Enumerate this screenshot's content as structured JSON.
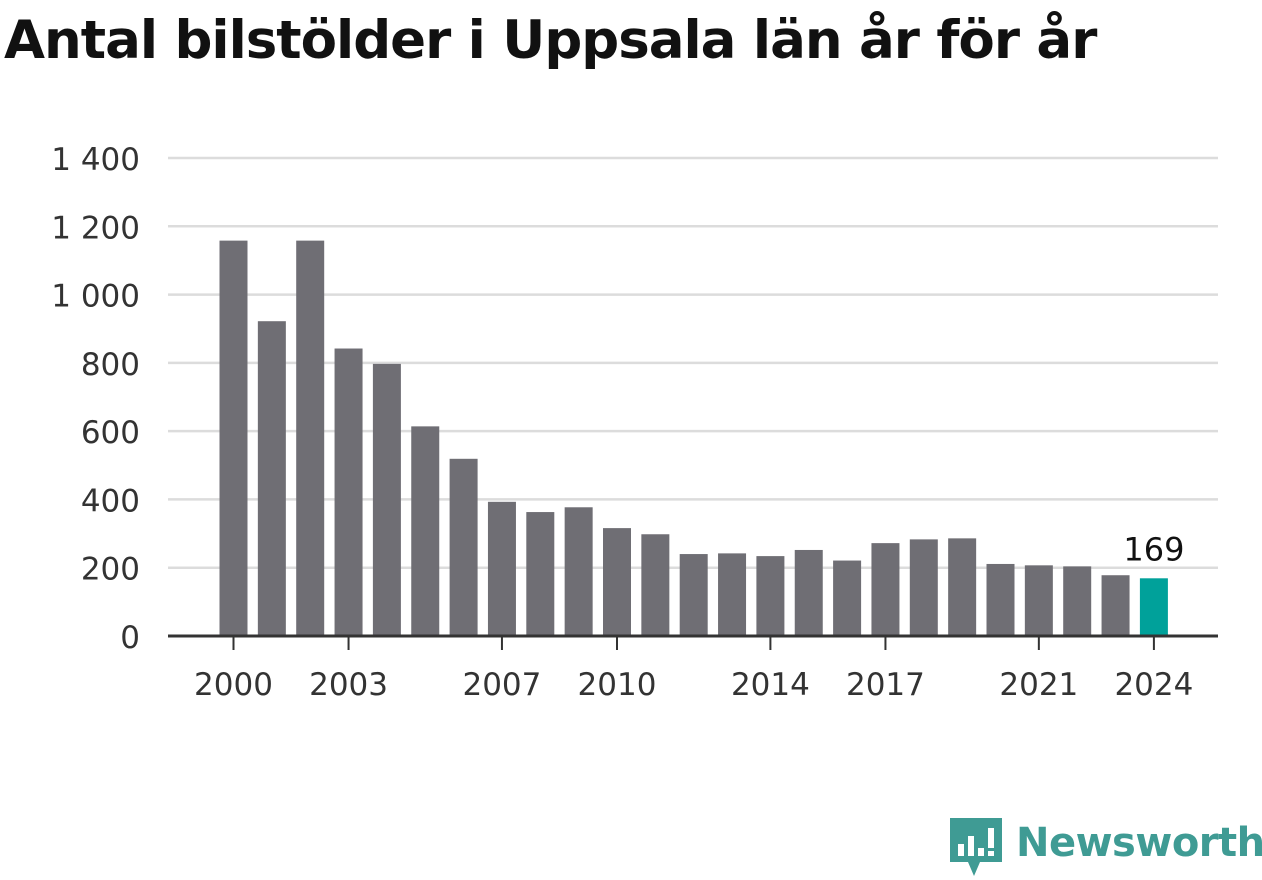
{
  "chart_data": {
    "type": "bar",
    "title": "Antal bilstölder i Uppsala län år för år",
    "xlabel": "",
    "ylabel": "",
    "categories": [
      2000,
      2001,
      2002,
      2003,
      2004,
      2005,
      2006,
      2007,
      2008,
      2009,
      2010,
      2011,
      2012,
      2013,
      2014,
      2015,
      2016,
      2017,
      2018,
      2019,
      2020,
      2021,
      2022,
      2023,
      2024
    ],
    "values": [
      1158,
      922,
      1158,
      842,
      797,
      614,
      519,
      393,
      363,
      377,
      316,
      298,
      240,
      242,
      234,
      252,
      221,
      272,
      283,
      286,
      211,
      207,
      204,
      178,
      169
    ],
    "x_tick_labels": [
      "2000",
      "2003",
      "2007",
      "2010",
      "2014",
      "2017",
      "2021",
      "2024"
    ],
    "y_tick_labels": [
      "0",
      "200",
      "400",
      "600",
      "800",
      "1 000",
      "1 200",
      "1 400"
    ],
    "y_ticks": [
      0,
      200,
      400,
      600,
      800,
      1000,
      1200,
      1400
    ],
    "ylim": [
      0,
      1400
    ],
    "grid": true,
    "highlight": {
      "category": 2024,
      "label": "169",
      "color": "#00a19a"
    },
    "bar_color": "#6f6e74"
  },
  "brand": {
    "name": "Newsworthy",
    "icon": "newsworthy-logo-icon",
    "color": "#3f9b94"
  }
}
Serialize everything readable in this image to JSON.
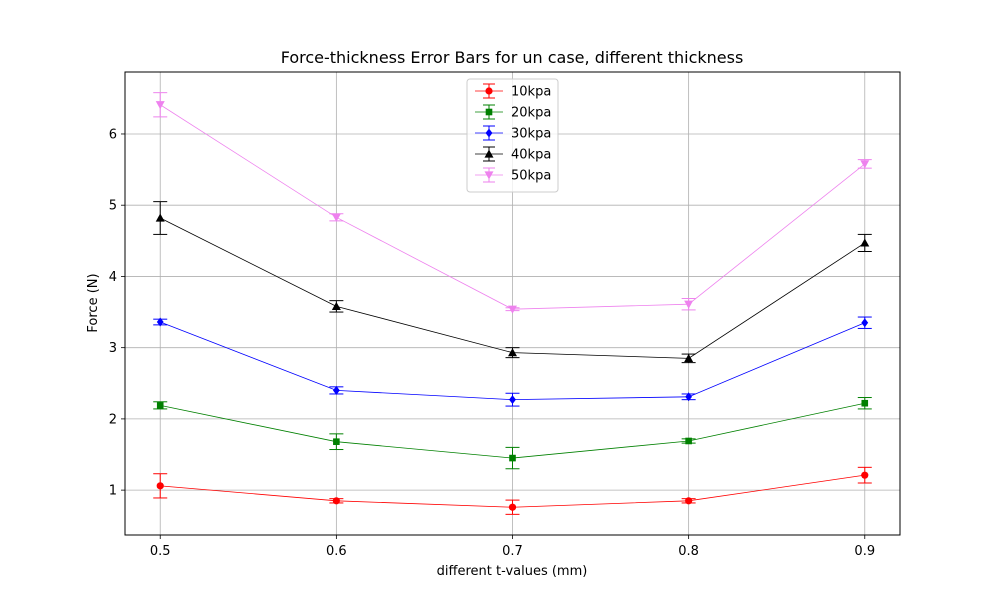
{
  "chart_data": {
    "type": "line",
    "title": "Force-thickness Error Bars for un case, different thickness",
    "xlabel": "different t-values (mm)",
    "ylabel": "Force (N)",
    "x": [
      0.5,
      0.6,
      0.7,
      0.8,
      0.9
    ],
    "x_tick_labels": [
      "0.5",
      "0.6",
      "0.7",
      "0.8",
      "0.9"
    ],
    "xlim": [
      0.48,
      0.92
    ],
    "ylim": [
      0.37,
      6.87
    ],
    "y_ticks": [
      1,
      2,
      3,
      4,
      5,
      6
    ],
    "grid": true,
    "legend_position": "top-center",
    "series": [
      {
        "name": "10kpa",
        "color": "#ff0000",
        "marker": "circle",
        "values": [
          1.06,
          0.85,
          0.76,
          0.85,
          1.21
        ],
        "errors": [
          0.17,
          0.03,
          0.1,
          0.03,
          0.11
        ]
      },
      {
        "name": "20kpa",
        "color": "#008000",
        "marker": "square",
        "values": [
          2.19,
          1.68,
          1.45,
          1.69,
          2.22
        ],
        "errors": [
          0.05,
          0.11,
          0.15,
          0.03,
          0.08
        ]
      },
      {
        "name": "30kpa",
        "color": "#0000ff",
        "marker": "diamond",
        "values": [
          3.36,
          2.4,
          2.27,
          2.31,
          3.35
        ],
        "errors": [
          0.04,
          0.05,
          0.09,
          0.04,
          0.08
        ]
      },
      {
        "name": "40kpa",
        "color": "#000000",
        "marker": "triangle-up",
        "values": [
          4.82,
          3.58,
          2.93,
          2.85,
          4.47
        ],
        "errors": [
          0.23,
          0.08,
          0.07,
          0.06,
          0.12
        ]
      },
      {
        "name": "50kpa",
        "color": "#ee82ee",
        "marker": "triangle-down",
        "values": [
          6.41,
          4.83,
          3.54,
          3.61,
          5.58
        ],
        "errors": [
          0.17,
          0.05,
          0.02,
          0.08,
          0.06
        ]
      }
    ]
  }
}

********

▸ **Short task**
Exactly as written, return every line of the listing, but not the pictures.

▸ **Reply to the exercise**
Enumerate this screenshot's content as structured JSON.
{
  "chart_data": {
    "type": "bar",
    "title": "Antal bilstölder i Uppsala län år för år",
    "xlabel": "",
    "ylabel": "",
    "categories": [
      2000,
      2001,
      2002,
      2003,
      2004,
      2005,
      2006,
      2007,
      2008,
      2009,
      2010,
      2011,
      2012,
      2013,
      2014,
      2015,
      2016,
      2017,
      2018,
      2019,
      2020,
      2021,
      2022,
      2023,
      2024
    ],
    "values": [
      1158,
      922,
      1158,
      842,
      797,
      614,
      519,
      393,
      363,
      377,
      316,
      298,
      240,
      242,
      234,
      252,
      221,
      272,
      283,
      286,
      211,
      207,
      204,
      178,
      169
    ],
    "x_tick_labels": [
      "2000",
      "2003",
      "2007",
      "2010",
      "2014",
      "2017",
      "2021",
      "2024"
    ],
    "y_tick_labels": [
      "0",
      "200",
      "400",
      "600",
      "800",
      "1 000",
      "1 200",
      "1 400"
    ],
    "y_ticks": [
      0,
      200,
      400,
      600,
      800,
      1000,
      1200,
      1400
    ],
    "ylim": [
      0,
      1400
    ],
    "grid": true,
    "highlight": {
      "category": 2024,
      "label": "169",
      "color": "#00a19a"
    },
    "bar_color": "#6f6e74"
  },
  "brand": {
    "name": "Newsworthy",
    "icon": "newsworthy-logo-icon",
    "color": "#3f9b94"
  }
}
Serialize everything readable in this image to JSON.
{
  "chart_data": {
    "type": "line",
    "title": "Force-thickness Error Bars for un case, different thickness",
    "xlabel": "different t-values (mm)",
    "ylabel": "Force (N)",
    "x": [
      0.5,
      0.6,
      0.7,
      0.8,
      0.9
    ],
    "x_tick_labels": [
      "0.5",
      "0.6",
      "0.7",
      "0.8",
      "0.9"
    ],
    "xlim": [
      0.48,
      0.92
    ],
    "ylim": [
      0.37,
      6.87
    ],
    "y_ticks": [
      1,
      2,
      3,
      4,
      5,
      6
    ],
    "grid": true,
    "legend_position": "top-center",
    "series": [
      {
        "name": "10kpa",
        "color": "#ff0000",
        "marker": "circle",
        "values": [
          1.06,
          0.85,
          0.76,
          0.85,
          1.21
        ],
        "errors": [
          0.17,
          0.03,
          0.1,
          0.03,
          0.11
        ]
      },
      {
        "name": "20kpa",
        "color": "#008000",
        "marker": "square",
        "values": [
          2.19,
          1.68,
          1.45,
          1.69,
          2.22
        ],
        "errors": [
          0.05,
          0.11,
          0.15,
          0.03,
          0.08
        ]
      },
      {
        "name": "30kpa",
        "color": "#0000ff",
        "marker": "diamond",
        "values": [
          3.36,
          2.4,
          2.27,
          2.31,
          3.35
        ],
        "errors": [
          0.04,
          0.05,
          0.09,
          0.04,
          0.08
        ]
      },
      {
        "name": "40kpa",
        "color": "#000000",
        "marker": "triangle-up",
        "values": [
          4.82,
          3.58,
          2.93,
          2.85,
          4.47
        ],
        "errors": [
          0.23,
          0.08,
          0.07,
          0.06,
          0.12
        ]
      },
      {
        "name": "50kpa",
        "color": "#ee82ee",
        "marker": "triangle-down",
        "values": [
          6.41,
          4.83,
          3.54,
          3.61,
          5.58
        ],
        "errors": [
          0.17,
          0.05,
          0.02,
          0.08,
          0.06
        ]
      }
    ]
  }
}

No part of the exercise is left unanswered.